Lines that hold the word "расходов" should be located and copied.

--------------------

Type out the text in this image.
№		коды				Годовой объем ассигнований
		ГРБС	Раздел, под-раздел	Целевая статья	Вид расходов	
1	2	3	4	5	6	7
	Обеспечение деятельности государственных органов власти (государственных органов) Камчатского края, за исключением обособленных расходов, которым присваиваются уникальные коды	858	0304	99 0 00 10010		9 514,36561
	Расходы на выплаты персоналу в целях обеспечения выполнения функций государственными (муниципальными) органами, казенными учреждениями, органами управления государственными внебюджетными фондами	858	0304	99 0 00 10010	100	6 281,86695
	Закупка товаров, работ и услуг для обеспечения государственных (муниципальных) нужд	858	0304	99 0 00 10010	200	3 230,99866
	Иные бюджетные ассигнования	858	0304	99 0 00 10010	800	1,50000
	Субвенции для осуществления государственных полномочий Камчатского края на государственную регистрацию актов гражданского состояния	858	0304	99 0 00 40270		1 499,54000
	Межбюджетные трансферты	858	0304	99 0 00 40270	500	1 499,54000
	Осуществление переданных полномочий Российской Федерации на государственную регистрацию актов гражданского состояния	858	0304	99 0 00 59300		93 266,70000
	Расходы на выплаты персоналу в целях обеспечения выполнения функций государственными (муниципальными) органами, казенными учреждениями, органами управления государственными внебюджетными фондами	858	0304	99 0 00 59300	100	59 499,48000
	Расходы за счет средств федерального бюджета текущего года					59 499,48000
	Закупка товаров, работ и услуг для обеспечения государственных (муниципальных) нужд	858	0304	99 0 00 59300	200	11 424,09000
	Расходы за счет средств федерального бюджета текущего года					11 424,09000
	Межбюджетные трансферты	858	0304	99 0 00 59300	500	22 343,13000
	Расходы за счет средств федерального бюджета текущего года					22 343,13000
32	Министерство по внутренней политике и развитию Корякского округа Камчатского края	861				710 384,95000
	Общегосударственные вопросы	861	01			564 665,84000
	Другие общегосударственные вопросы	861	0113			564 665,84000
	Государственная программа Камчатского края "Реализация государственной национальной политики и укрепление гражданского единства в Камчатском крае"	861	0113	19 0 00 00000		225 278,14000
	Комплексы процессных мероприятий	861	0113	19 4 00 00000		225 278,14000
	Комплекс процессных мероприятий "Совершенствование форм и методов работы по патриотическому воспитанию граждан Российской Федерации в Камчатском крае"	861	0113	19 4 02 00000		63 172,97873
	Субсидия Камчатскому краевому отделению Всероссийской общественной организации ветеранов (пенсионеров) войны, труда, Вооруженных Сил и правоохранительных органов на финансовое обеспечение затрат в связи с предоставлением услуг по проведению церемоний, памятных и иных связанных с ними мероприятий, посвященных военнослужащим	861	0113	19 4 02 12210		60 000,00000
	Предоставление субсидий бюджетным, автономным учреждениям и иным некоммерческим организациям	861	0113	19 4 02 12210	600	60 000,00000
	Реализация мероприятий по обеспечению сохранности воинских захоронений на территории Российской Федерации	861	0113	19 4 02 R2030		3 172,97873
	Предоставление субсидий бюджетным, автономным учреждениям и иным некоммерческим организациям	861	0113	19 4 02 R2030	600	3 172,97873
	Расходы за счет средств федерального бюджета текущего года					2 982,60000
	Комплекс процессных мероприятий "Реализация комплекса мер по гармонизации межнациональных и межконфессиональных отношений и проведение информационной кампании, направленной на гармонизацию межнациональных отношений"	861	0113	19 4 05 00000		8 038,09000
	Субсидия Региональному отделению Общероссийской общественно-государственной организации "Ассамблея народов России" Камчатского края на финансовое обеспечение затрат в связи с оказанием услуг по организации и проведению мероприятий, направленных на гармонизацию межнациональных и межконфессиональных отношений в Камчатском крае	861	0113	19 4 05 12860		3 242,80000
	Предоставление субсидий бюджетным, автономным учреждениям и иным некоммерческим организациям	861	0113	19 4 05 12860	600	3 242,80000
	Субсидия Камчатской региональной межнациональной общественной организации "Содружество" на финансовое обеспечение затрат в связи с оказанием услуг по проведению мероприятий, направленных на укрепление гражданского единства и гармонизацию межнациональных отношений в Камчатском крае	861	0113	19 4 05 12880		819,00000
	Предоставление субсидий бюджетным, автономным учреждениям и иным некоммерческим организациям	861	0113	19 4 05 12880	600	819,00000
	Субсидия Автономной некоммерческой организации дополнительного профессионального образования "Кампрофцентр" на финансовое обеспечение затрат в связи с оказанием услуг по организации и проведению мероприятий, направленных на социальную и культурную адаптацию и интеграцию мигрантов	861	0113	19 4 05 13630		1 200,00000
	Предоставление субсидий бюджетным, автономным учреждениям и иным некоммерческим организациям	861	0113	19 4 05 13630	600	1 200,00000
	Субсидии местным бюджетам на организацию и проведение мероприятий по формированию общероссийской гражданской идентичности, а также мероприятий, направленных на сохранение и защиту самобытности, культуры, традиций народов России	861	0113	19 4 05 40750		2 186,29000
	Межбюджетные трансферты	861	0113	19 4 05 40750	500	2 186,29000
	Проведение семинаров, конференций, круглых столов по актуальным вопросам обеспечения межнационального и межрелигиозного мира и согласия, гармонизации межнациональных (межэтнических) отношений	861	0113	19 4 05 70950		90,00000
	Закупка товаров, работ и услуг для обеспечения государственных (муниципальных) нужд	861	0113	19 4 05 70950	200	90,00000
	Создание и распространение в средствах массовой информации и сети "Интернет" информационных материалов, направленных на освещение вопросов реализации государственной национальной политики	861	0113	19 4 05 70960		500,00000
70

--------------------

FINAL RESULT ::
		ГРБС	Раздел, под-раздел	Целевая статья	Вид расходов	
	Обеспечение деятельности государственных органов власти (государственных органов) Камчатского края, за исключением обособленных расходов, которым присваиваются уникальные коды	858	0304	99 0 00 10010		9 514,36561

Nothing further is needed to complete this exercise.